Exercise brief: Reproduce all of the material word for word.
[begin Dataset content]
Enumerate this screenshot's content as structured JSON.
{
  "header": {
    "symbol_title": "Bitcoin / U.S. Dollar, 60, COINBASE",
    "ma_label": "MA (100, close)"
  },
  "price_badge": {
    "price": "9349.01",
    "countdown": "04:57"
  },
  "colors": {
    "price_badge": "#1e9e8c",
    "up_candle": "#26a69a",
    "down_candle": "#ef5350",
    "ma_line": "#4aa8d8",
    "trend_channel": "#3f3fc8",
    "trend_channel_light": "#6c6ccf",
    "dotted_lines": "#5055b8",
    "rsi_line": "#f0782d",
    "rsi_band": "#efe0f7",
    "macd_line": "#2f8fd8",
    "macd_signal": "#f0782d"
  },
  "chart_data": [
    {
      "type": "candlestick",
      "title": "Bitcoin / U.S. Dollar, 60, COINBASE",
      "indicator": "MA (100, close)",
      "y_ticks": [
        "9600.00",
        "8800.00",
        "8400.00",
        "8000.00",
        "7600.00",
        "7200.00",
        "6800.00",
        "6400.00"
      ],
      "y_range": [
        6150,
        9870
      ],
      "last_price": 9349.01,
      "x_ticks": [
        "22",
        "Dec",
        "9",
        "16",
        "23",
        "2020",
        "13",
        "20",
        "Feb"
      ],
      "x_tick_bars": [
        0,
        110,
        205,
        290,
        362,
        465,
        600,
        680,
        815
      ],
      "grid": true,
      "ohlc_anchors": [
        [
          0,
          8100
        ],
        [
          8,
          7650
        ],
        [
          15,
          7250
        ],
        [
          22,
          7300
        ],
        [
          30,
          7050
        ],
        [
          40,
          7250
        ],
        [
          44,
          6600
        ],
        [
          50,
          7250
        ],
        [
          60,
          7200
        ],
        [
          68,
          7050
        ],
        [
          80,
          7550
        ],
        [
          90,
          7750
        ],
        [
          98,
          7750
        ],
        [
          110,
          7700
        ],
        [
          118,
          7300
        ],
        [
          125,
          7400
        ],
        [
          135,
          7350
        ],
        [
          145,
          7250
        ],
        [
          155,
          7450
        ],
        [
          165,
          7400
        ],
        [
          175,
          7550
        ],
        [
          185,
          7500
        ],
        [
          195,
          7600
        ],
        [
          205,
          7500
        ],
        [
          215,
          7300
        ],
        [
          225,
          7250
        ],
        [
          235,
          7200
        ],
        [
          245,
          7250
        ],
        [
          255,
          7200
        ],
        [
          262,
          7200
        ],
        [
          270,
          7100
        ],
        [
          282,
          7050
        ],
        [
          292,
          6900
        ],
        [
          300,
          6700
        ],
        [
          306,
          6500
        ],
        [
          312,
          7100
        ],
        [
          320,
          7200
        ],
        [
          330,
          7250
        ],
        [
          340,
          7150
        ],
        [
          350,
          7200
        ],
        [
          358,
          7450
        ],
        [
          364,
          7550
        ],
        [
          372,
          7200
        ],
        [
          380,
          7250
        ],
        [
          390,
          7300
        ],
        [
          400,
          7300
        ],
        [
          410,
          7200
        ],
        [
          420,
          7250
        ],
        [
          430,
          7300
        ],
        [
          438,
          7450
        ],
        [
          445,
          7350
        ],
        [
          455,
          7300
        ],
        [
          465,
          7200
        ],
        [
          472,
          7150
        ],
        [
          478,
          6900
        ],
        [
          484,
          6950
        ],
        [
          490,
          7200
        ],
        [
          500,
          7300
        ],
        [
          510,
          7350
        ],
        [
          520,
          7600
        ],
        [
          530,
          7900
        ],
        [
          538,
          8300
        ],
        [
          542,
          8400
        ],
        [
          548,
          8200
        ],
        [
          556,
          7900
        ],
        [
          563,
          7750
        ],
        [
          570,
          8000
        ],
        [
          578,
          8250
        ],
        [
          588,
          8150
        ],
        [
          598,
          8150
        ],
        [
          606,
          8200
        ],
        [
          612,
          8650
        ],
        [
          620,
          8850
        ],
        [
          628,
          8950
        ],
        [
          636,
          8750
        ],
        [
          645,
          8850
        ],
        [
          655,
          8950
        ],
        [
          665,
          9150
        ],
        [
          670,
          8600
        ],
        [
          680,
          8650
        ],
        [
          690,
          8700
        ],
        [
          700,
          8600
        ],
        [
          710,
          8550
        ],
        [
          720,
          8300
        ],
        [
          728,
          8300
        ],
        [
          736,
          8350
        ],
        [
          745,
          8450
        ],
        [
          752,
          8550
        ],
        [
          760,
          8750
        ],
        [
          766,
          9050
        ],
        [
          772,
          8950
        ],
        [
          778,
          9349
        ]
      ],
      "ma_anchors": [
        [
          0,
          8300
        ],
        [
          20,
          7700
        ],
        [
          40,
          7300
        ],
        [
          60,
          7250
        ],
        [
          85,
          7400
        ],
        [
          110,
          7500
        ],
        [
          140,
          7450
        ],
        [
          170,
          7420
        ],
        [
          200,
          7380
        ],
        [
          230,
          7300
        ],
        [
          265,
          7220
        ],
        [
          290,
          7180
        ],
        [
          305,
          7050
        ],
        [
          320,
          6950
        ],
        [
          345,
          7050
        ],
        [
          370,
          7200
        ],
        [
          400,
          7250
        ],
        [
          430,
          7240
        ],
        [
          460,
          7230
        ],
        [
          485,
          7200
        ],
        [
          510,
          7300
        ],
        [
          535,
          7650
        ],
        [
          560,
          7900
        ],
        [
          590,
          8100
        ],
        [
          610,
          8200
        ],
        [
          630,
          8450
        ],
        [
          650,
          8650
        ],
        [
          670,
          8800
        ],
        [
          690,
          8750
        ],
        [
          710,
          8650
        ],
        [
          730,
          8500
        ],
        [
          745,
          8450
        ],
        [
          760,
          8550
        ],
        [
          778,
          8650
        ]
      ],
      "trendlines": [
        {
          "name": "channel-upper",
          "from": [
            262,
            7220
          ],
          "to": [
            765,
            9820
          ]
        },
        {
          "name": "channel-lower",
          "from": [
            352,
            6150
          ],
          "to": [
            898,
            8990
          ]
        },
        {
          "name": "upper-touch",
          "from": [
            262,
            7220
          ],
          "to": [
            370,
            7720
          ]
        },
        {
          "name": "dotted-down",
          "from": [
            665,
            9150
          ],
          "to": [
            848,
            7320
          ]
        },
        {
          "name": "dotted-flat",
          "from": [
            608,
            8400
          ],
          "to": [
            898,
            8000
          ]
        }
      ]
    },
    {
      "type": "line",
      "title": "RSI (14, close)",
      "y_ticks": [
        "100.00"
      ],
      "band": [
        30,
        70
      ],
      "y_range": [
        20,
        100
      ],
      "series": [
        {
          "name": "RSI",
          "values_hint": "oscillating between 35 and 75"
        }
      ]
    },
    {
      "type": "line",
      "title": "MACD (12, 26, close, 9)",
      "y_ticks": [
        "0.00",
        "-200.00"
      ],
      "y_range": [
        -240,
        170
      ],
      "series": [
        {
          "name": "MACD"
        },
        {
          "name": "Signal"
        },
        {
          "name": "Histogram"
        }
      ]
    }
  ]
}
[end Dataset content]
Output:
Enumerate this screenshot's content as structured JSON.
{
  "header": {
    "symbol_title": "Bitcoin / U.S. Dollar, 60, COINBASE",
    "ma_label": "MA (100, close)"
  },
  "price_badge": {
    "price": "9349.01",
    "countdown": "04:57"
  },
  "colors": {
    "price_badge": "#1e9e8c",
    "up_candle": "#26a69a",
    "down_candle": "#ef5350",
    "ma_line": "#4aa8d8",
    "trend_channel": "#3f3fc8",
    "trend_channel_light": "#6c6ccf",
    "dotted_lines": "#5055b8",
    "rsi_line": "#f0782d",
    "rsi_band": "#efe0f7",
    "macd_line": "#2f8fd8",
    "macd_signal": "#f0782d"
  },
  "chart_data": [
    {
      "type": "candlestick",
      "title": "Bitcoin / U.S. Dollar, 60, COINBASE",
      "indicator": "MA (100, close)",
      "y_ticks": [
        "9600.00",
        "8800.00",
        "8400.00",
        "8000.00",
        "7600.00",
        "7200.00",
        "6800.00",
        "6400.00"
      ],
      "y_range": [
        6150,
        9870
      ],
      "last_price": 9349.01,
      "x_ticks": [
        "22",
        "Dec",
        "9",
        "16",
        "23",
        "2020",
        "13",
        "20",
        "Feb"
      ],
      "x_tick_bars": [
        0,
        110,
        205,
        290,
        362,
        465,
        600,
        680,
        815
      ],
      "grid": true,
      "ohlc_anchors": [
        [
          0,
          8100
        ],
        [
          8,
          7650
        ],
        [
          15,
          7250
        ],
        [
          22,
          7300
        ],
        [
          30,
          7050
        ],
        [
          40,
          7250
        ],
        [
          44,
          6600
        ],
        [
          50,
          7250
        ],
        [
          60,
          7200
        ],
        [
          68,
          7050
        ],
        [
          80,
          7550
        ],
        [
          90,
          7750
        ],
        [
          98,
          7750
        ],
        [
          110,
          7700
        ],
        [
          118,
          7300
        ],
        [
          125,
          7400
        ],
        [
          135,
          7350
        ],
        [
          145,
          7250
        ],
        [
          155,
          7450
        ],
        [
          165,
          7400
        ],
        [
          175,
          7550
        ],
        [
          185,
          7500
        ],
        [
          195,
          7600
        ],
        [
          205,
          7500
        ],
        [
          215,
          7300
        ],
        [
          225,
          7250
        ],
        [
          235,
          7200
        ],
        [
          245,
          7250
        ],
        [
          255,
          7200
        ],
        [
          262,
          7200
        ],
        [
          270,
          7100
        ],
        [
          282,
          7050
        ],
        [
          292,
          6900
        ],
        [
          300,
          6700
        ],
        [
          306,
          6500
        ],
        [
          312,
          7100
        ],
        [
          320,
          7200
        ],
        [
          330,
          7250
        ],
        [
          340,
          7150
        ],
        [
          350,
          7200
        ],
        [
          358,
          7450
        ],
        [
          364,
          7550
        ],
        [
          372,
          7200
        ],
        [
          380,
          7250
        ],
        [
          390,
          7300
        ],
        [
          400,
          7300
        ],
        [
          410,
          7200
        ],
        [
          420,
          7250
        ],
        [
          430,
          7300
        ],
        [
          438,
          7450
        ],
        [
          445,
          7350
        ],
        [
          455,
          7300
        ],
        [
          465,
          7200
        ],
        [
          472,
          7150
        ],
        [
          478,
          6900
        ],
        [
          484,
          6950
        ],
        [
          490,
          7200
        ],
        [
          500,
          7300
        ],
        [
          510,
          7350
        ],
        [
          520,
          7600
        ],
        [
          530,
          7900
        ],
        [
          538,
          8300
        ],
        [
          542,
          8400
        ],
        [
          548,
          8200
        ],
        [
          556,
          7900
        ],
        [
          563,
          7750
        ],
        [
          570,
          8000
        ],
        [
          578,
          8250
        ],
        [
          588,
          8150
        ],
        [
          598,
          8150
        ],
        [
          606,
          8200
        ],
        [
          612,
          8650
        ],
        [
          620,
          8850
        ],
        [
          628,
          8950
        ],
        [
          636,
          8750
        ],
        [
          645,
          8850
        ],
        [
          655,
          8950
        ],
        [
          665,
          9150
        ],
        [
          670,
          8600
        ],
        [
          680,
          8650
        ],
        [
          690,
          8700
        ],
        [
          700,
          8600
        ],
        [
          710,
          8550
        ],
        [
          720,
          8300
        ],
        [
          728,
          8300
        ],
        [
          736,
          8350
        ],
        [
          745,
          8450
        ],
        [
          752,
          8550
        ],
        [
          760,
          8750
        ],
        [
          766,
          9050
        ],
        [
          772,
          8950
        ],
        [
          778,
          9349
        ]
      ],
      "ma_anchors": [
        [
          0,
          8300
        ],
        [
          20,
          7700
        ],
        [
          40,
          7300
        ],
        [
          60,
          7250
        ],
        [
          85,
          7400
        ],
        [
          110,
          7500
        ],
        [
          140,
          7450
        ],
        [
          170,
          7420
        ],
        [
          200,
          7380
        ],
        [
          230,
          7300
        ],
        [
          265,
          7220
        ],
        [
          290,
          7180
        ],
        [
          305,
          7050
        ],
        [
          320,
          6950
        ],
        [
          345,
          7050
        ],
        [
          370,
          7200
        ],
        [
          400,
          7250
        ],
        [
          430,
          7240
        ],
        [
          460,
          7230
        ],
        [
          485,
          7200
        ],
        [
          510,
          7300
        ],
        [
          535,
          7650
        ],
        [
          560,
          7900
        ],
        [
          590,
          8100
        ],
        [
          610,
          8200
        ],
        [
          630,
          8450
        ],
        [
          650,
          8650
        ],
        [
          670,
          8800
        ],
        [
          690,
          8750
        ],
        [
          710,
          8650
        ],
        [
          730,
          8500
        ],
        [
          745,
          8450
        ],
        [
          760,
          8550
        ],
        [
          778,
          8650
        ]
      ],
      "trendlines": [
        {
          "name": "channel-upper",
          "from": [
            262,
            7220
          ],
          "to": [
            765,
            9820
          ]
        },
        {
          "name": "channel-lower",
          "from": [
            352,
            6150
          ],
          "to": [
            898,
            8990
          ]
        },
        {
          "name": "upper-touch",
          "from": [
            262,
            7220
          ],
          "to": [
            370,
            7720
          ]
        },
        {
          "name": "dotted-down",
          "from": [
            665,
            9150
          ],
          "to": [
            848,
            7320
          ]
        },
        {
          "name": "dotted-flat",
          "from": [
            608,
            8400
          ],
          "to": [
            898,
            8000
          ]
        }
      ]
    },
    {
      "type": "line",
      "title": "RSI (14, close)",
      "y_ticks": [
        "100.00"
      ],
      "band": [
        30,
        70
      ],
      "y_range": [
        20,
        100
      ],
      "series": [
        {
          "name": "RSI",
          "values_hint": "oscillating between 35 and 75"
        }
      ]
    },
    {
      "type": "line",
      "title": "MACD (12, 26, close, 9)",
      "y_ticks": [
        "0.00",
        "-200.00"
      ],
      "y_range": [
        -240,
        170
      ],
      "series": [
        {
          "name": "MACD"
        },
        {
          "name": "Signal"
        },
        {
          "name": "Histogram"
        }
      ]
    }
  ]
}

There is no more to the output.